* _What to work on_: Scan the records below. List lines holding "JSON".

━━━━━━━━━━━━━━━━━━━━

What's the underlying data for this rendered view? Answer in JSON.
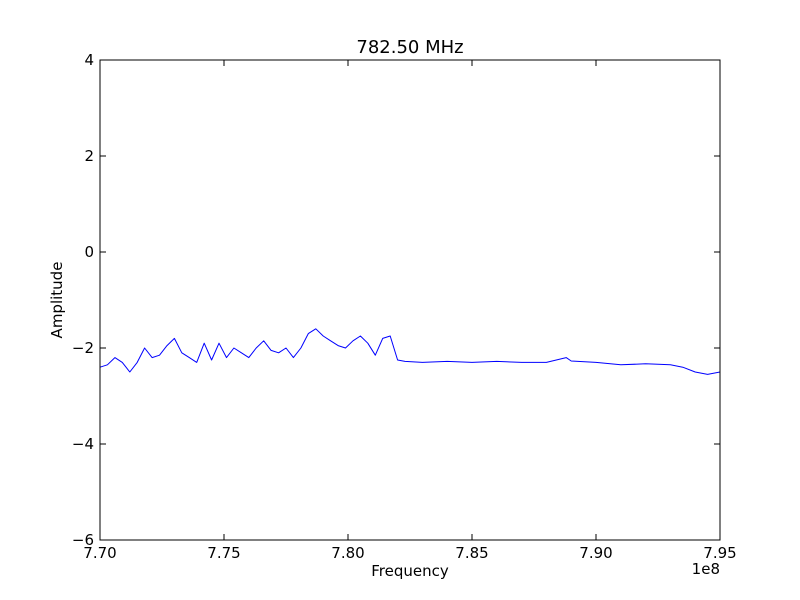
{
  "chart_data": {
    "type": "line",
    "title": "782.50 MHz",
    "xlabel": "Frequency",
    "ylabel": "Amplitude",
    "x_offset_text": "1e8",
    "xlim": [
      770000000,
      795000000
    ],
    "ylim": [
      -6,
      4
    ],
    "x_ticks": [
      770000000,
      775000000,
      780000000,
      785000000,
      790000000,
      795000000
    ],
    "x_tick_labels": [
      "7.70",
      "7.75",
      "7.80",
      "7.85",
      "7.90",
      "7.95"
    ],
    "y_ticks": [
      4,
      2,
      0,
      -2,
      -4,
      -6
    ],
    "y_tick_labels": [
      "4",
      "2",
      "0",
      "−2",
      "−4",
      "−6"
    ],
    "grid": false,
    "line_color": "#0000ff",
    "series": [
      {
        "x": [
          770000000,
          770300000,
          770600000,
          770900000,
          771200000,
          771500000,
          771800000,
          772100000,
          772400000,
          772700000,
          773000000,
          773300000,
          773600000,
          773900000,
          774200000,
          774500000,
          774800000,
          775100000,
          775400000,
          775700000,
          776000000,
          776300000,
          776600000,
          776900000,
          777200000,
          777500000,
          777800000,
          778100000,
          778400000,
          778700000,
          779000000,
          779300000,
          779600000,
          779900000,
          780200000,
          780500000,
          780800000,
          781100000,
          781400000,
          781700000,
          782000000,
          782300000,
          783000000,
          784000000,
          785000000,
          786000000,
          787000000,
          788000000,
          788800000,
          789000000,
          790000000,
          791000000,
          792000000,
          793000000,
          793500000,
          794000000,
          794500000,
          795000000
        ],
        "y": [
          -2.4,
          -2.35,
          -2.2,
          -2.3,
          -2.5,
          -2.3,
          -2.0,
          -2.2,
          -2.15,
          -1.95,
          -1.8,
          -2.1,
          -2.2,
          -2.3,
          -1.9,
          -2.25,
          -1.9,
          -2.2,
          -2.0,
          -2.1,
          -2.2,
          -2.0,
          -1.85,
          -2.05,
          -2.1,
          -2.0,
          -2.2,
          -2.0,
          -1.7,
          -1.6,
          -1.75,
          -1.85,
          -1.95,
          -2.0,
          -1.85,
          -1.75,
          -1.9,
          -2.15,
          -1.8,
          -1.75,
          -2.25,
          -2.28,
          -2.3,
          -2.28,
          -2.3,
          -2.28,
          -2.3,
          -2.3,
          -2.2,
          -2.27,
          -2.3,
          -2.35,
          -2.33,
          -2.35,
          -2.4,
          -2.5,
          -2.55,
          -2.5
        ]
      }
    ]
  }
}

━━━━━━━━━━━━━━━━━━━━

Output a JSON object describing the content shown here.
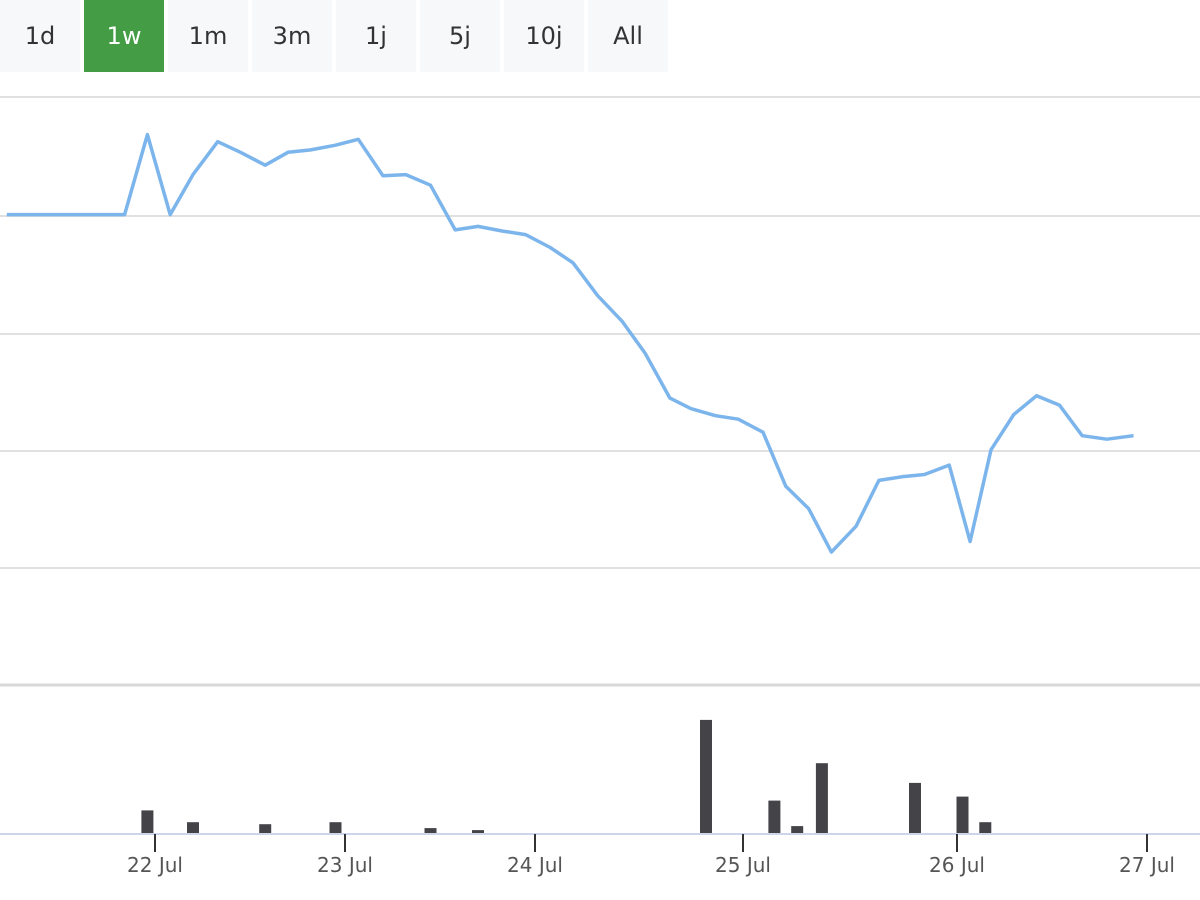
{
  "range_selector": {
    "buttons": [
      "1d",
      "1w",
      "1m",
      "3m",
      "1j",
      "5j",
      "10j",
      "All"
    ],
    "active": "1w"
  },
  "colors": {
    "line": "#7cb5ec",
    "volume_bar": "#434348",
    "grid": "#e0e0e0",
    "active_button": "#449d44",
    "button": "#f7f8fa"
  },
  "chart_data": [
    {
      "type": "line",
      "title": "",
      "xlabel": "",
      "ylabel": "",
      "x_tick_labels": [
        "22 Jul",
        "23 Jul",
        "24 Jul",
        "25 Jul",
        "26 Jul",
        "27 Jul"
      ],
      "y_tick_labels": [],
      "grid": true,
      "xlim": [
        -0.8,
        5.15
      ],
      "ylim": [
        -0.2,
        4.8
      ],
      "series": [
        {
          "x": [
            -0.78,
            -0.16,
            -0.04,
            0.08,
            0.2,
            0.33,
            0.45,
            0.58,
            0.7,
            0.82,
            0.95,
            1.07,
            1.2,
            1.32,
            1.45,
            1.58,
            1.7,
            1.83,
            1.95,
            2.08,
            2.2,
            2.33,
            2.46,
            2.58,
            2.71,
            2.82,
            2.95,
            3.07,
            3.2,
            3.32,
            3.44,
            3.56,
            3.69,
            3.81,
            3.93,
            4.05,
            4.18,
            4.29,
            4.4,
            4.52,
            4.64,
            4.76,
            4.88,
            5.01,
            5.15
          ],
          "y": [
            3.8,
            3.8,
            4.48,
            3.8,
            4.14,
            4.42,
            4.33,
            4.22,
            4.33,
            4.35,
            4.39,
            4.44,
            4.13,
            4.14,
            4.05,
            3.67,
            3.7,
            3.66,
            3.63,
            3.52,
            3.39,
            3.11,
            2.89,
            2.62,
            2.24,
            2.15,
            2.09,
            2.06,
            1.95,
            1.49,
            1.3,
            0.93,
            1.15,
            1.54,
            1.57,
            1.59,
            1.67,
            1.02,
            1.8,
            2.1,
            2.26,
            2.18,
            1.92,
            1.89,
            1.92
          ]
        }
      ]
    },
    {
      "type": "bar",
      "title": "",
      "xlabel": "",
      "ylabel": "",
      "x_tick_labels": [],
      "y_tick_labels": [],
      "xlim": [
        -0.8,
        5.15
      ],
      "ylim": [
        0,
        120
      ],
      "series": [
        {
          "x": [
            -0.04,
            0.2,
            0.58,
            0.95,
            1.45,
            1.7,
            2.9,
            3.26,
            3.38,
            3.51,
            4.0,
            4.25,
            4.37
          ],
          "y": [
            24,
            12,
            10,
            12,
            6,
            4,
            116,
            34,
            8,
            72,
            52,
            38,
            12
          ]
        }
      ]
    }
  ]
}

━━━━━━━━━━━━━━━━━━━━

* _Output below_:
What's the underlying data for this rendered view? Answer in JSON.
Output a JSON object describing the content shown here.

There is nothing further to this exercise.